Written problem
Look through the data for the string "Bouquets". Copy every line where it is found.

Input
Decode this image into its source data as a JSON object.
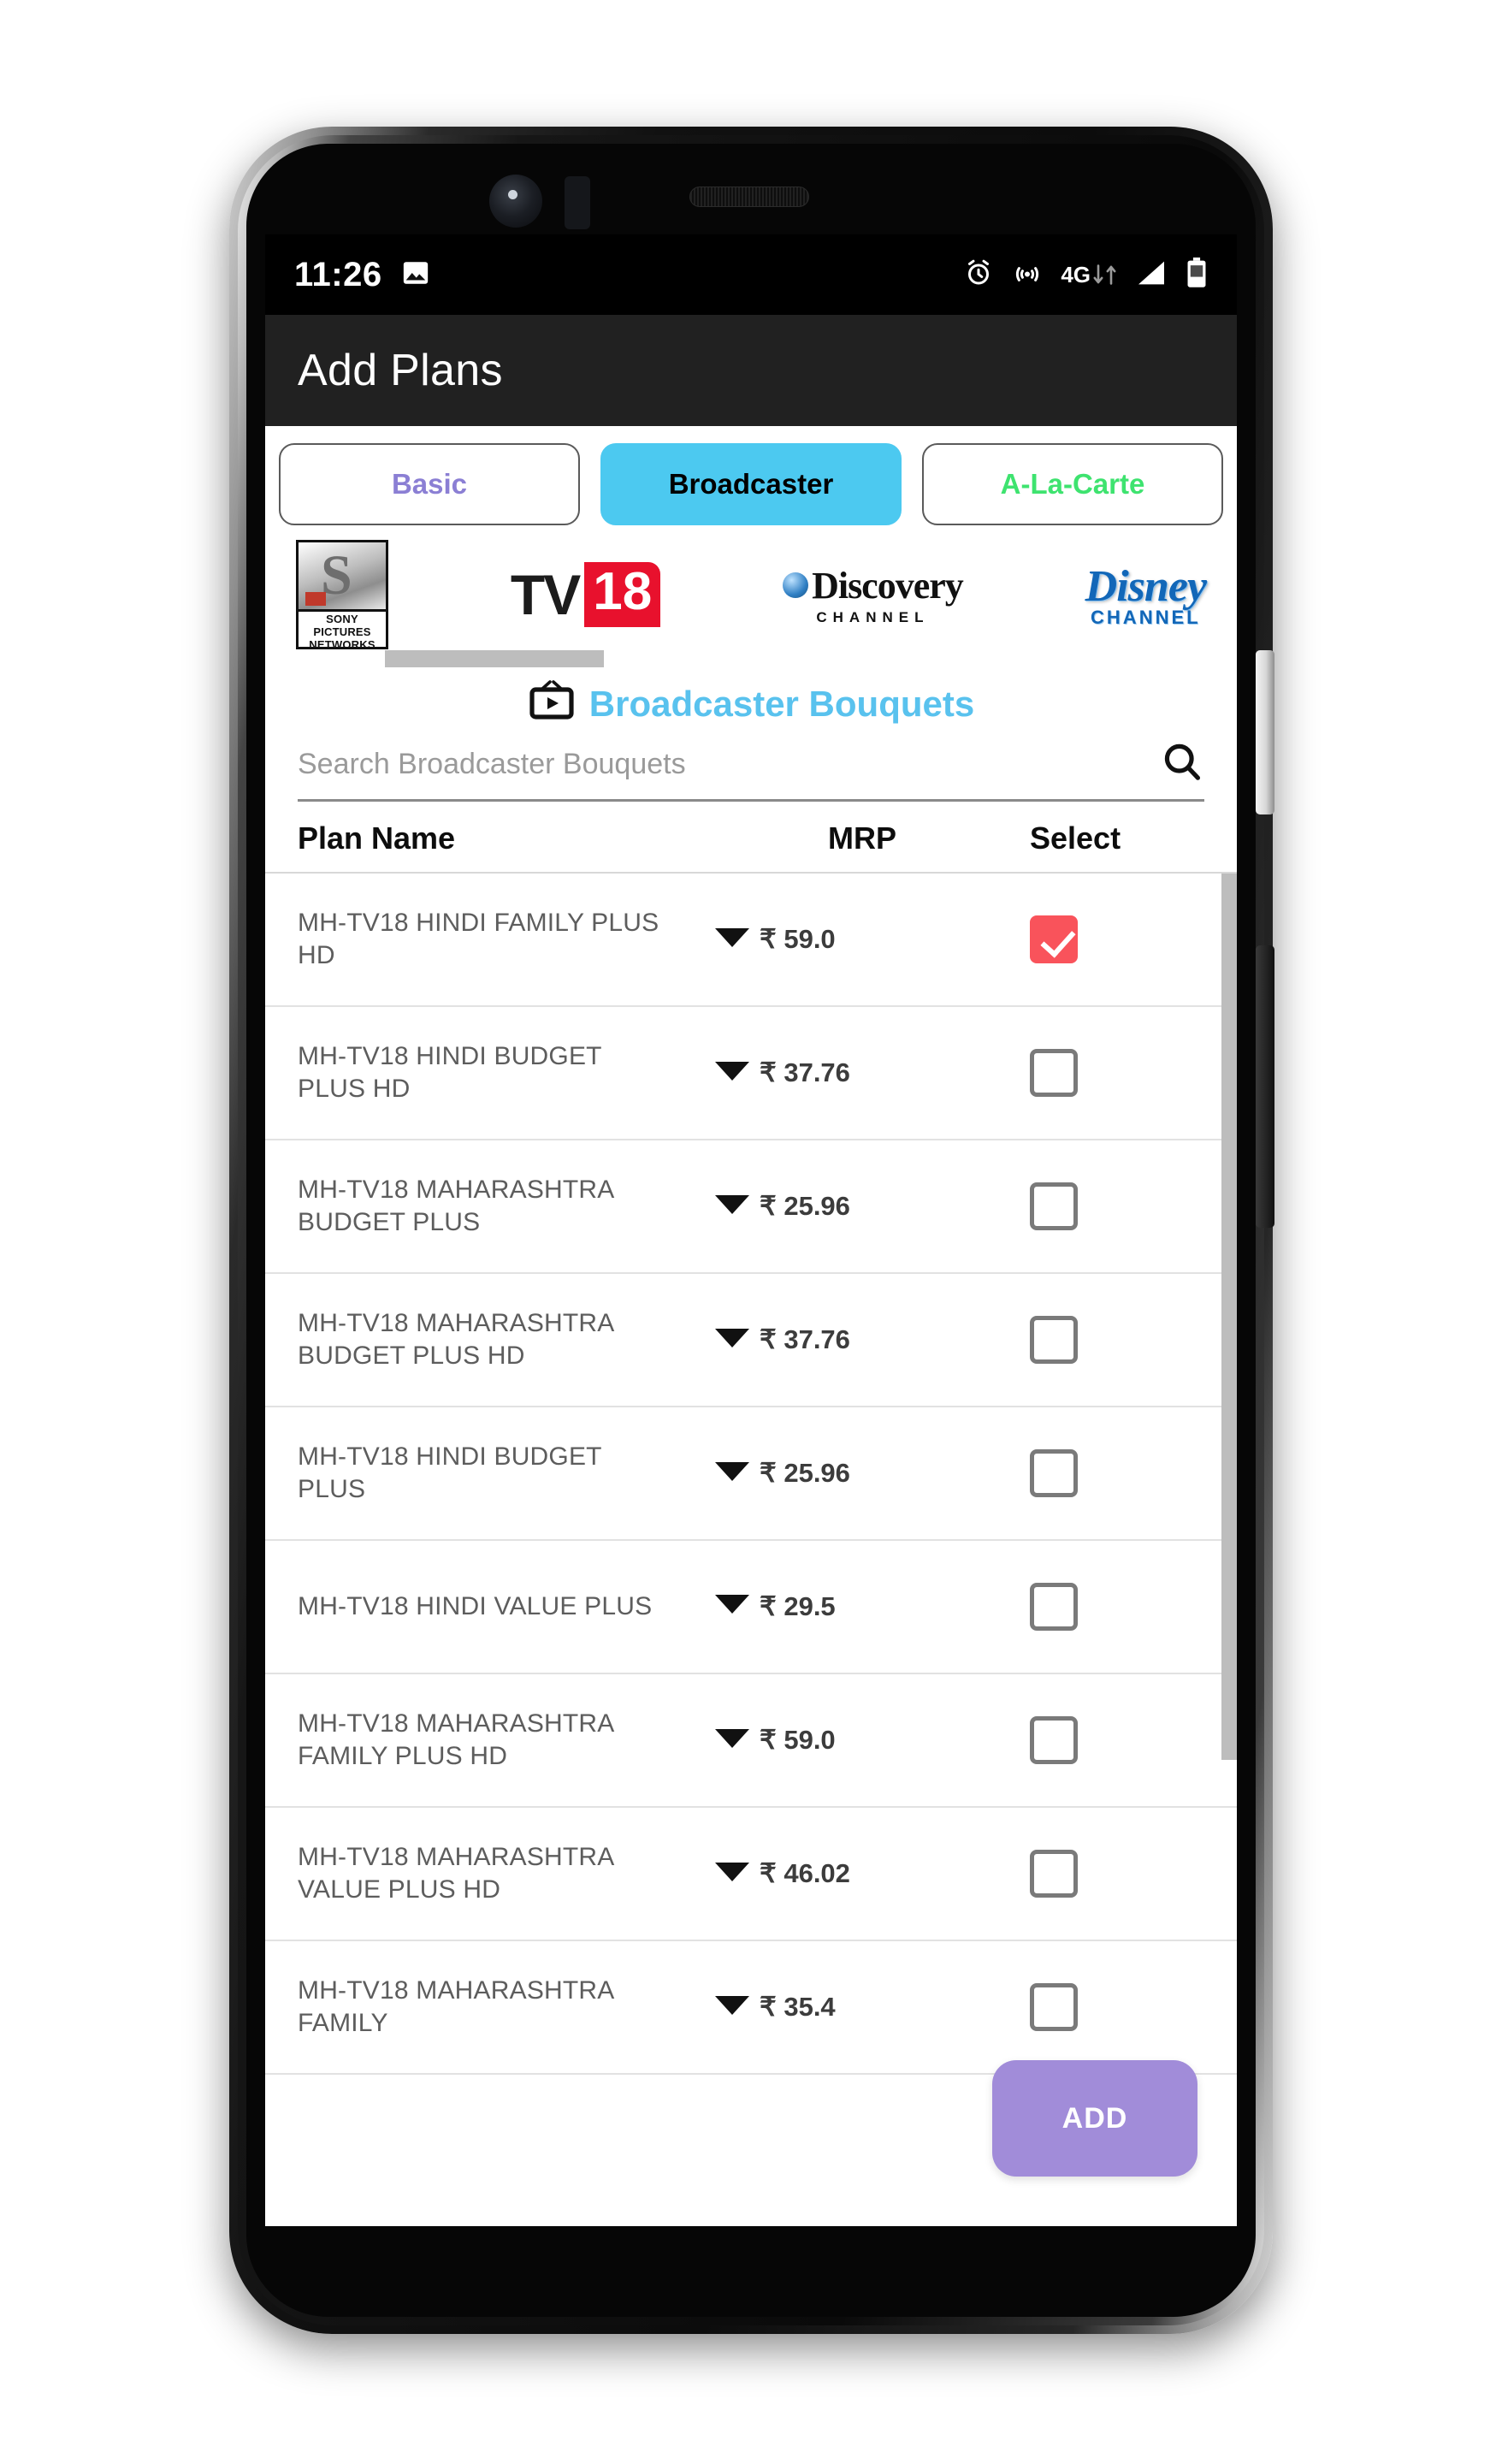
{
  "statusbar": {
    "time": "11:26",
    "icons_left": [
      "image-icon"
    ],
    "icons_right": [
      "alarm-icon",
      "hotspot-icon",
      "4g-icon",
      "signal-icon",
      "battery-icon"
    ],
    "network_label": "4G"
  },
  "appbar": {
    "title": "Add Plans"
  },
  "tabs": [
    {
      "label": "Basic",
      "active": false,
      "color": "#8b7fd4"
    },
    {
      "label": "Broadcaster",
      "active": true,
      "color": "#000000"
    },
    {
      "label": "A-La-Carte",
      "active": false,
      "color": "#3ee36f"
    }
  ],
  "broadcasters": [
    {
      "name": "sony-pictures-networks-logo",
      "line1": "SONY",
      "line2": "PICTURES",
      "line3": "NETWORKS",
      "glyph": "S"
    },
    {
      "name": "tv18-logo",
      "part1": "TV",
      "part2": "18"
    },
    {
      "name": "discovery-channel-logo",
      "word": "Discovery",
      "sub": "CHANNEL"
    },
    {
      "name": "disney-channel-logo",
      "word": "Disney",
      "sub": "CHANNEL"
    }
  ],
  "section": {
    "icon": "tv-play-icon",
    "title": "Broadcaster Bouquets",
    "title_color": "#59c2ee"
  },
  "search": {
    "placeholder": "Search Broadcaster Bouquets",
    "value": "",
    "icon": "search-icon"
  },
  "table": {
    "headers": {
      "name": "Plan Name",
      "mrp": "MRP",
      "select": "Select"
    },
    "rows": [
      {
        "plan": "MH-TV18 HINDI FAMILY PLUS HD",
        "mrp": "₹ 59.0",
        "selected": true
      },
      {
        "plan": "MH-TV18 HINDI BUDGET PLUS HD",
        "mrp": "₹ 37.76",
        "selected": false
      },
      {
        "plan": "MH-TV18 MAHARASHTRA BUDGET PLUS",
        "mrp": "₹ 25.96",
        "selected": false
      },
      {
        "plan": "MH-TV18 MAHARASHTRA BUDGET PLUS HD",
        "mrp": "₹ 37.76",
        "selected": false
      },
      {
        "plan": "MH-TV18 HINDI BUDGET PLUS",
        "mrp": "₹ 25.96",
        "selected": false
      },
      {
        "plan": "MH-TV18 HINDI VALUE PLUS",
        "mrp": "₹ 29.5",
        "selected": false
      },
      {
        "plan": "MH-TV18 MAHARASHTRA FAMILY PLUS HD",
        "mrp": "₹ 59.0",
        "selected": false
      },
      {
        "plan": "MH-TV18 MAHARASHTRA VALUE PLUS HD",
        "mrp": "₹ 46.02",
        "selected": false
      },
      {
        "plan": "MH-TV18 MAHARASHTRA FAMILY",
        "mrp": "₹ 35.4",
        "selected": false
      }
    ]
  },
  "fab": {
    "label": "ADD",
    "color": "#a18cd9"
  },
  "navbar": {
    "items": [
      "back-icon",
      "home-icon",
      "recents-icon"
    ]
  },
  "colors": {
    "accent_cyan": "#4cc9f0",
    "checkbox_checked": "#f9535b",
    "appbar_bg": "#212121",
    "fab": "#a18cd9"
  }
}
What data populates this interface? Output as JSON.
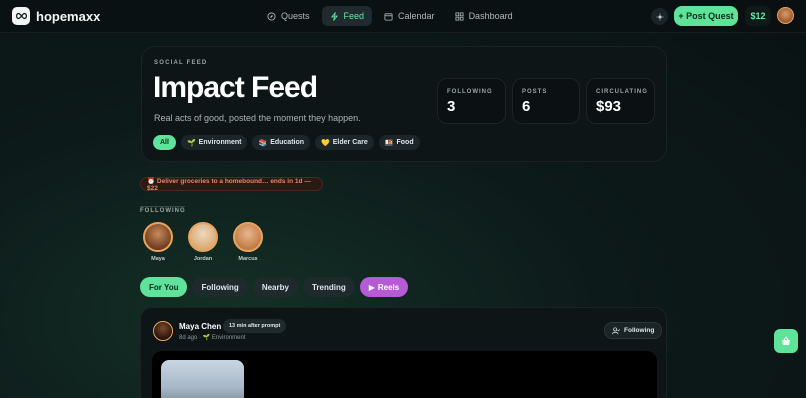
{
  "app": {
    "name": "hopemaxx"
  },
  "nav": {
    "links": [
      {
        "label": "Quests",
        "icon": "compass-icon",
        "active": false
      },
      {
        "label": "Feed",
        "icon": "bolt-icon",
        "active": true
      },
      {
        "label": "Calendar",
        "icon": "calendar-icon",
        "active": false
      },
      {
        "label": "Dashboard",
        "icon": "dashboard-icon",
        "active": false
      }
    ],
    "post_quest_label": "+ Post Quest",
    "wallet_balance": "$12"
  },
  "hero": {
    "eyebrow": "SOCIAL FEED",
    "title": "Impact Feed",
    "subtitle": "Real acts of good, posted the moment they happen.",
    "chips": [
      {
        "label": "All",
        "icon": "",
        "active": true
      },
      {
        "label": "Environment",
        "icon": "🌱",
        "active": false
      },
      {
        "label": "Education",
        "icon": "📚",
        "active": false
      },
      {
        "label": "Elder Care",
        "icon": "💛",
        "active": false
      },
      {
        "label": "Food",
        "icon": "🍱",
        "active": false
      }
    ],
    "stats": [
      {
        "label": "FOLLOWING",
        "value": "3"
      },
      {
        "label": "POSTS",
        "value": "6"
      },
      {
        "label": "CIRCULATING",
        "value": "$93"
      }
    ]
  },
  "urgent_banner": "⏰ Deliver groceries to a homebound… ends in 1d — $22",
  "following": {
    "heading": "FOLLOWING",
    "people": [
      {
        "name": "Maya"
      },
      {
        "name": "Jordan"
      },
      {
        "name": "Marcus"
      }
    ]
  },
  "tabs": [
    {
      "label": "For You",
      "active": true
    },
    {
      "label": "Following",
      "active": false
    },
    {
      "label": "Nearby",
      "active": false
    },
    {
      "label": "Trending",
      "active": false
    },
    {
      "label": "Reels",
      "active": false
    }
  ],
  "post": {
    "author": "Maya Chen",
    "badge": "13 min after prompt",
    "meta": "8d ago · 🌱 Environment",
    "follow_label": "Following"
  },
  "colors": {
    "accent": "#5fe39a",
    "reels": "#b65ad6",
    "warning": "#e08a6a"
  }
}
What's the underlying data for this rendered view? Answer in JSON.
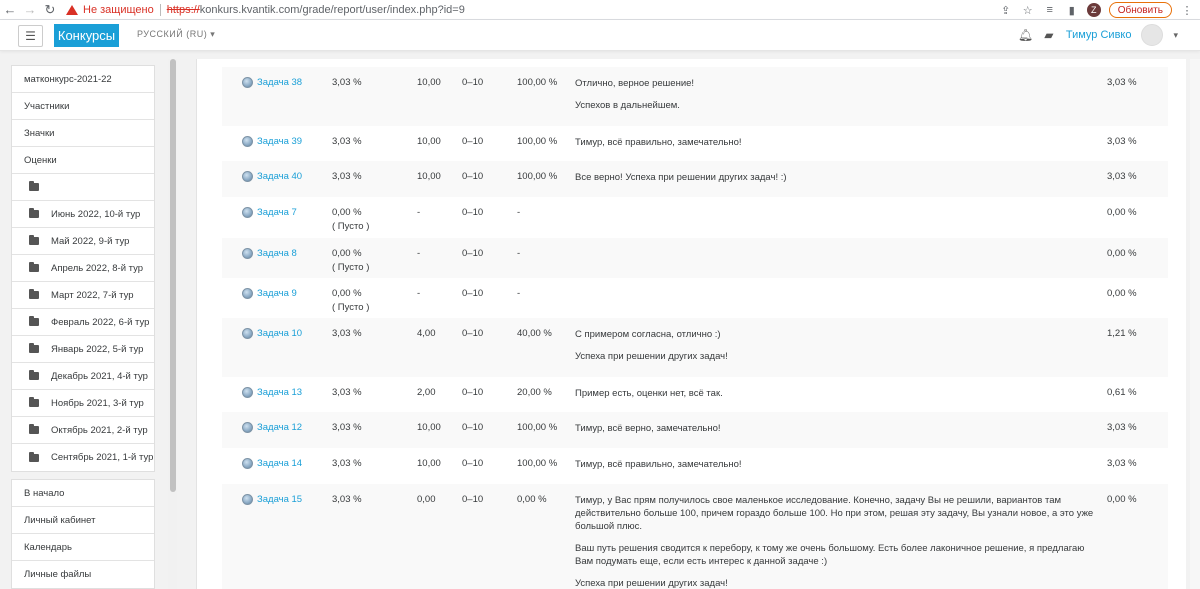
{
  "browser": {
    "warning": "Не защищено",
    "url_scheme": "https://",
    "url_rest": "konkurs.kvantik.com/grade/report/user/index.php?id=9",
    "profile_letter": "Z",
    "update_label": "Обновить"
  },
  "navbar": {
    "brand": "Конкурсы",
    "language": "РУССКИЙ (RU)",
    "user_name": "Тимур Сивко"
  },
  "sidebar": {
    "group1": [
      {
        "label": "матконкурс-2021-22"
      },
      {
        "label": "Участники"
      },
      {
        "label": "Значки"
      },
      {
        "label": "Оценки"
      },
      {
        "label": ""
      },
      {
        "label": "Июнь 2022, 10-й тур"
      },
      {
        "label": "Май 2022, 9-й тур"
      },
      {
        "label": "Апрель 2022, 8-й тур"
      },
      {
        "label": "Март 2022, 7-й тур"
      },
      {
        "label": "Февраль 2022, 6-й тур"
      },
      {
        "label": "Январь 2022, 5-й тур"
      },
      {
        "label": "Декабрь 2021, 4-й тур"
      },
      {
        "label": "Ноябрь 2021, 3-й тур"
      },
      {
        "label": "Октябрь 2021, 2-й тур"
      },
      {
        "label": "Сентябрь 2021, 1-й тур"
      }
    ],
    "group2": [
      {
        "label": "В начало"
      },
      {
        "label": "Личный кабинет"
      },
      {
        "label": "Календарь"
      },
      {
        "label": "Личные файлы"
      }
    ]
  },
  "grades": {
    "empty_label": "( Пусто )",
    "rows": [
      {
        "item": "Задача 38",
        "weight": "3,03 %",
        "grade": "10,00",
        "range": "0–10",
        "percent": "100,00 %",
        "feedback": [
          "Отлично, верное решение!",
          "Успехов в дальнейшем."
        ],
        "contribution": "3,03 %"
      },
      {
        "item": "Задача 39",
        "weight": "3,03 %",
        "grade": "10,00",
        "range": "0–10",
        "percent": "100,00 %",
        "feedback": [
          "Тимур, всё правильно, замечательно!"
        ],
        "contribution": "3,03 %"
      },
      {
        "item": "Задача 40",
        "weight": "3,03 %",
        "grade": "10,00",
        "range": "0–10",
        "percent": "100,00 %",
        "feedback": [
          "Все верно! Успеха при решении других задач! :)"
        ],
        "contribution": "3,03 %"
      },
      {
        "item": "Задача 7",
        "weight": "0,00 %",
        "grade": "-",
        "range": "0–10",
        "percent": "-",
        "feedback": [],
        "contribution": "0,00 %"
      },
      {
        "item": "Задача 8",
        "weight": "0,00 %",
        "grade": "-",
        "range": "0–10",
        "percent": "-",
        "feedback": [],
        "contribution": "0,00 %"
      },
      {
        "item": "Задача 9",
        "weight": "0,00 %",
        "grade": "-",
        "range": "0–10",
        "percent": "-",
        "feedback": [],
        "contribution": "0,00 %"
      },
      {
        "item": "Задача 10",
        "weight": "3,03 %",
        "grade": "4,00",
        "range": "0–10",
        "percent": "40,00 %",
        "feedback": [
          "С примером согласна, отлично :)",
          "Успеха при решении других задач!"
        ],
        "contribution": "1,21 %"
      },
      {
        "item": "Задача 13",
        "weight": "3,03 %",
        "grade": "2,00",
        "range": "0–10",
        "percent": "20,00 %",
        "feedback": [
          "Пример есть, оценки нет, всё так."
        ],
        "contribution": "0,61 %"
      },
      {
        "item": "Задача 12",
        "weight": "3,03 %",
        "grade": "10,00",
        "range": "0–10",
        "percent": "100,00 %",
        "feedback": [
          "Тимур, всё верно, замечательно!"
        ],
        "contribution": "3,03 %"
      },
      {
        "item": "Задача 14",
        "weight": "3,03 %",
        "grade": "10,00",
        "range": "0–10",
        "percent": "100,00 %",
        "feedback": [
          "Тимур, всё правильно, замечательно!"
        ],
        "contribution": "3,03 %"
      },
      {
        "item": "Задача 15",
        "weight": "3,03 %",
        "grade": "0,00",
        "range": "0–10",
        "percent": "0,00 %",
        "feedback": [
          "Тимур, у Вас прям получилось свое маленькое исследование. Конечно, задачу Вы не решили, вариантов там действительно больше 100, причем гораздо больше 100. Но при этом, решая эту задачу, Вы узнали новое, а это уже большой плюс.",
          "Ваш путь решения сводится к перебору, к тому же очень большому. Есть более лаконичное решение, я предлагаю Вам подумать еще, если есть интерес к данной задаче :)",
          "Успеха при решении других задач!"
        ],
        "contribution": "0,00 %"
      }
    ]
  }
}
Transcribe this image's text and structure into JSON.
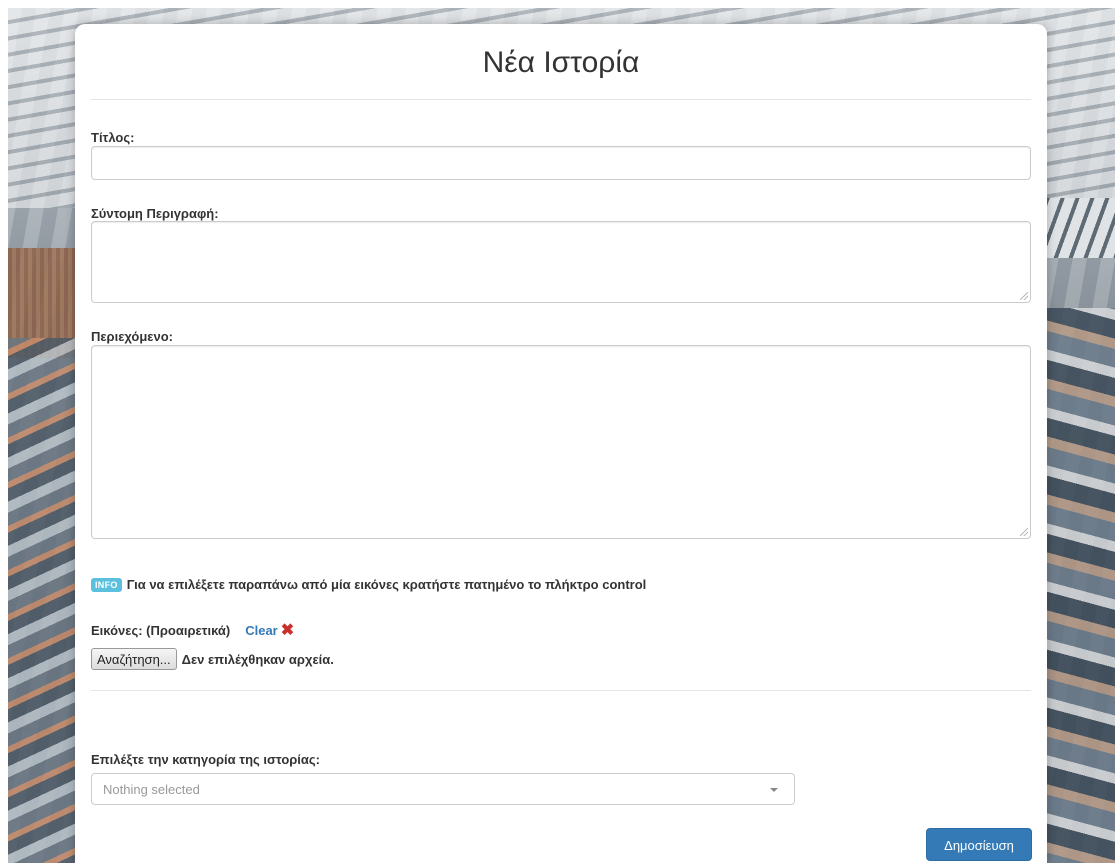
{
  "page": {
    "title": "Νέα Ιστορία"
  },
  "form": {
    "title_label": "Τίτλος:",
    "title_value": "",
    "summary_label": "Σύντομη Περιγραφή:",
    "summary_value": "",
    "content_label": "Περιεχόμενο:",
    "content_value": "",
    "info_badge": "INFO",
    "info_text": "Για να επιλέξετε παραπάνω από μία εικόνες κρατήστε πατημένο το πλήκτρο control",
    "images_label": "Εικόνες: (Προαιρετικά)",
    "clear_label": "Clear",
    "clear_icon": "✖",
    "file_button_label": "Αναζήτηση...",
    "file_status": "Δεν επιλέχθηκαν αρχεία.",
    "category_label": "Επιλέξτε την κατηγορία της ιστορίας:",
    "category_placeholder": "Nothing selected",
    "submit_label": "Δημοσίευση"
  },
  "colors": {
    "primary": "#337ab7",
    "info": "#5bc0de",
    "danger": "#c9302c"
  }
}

Answer to the problem
    "title": "Broadcaster Bouquets",
    "placeholder": "Search Broadcaster Bouquets",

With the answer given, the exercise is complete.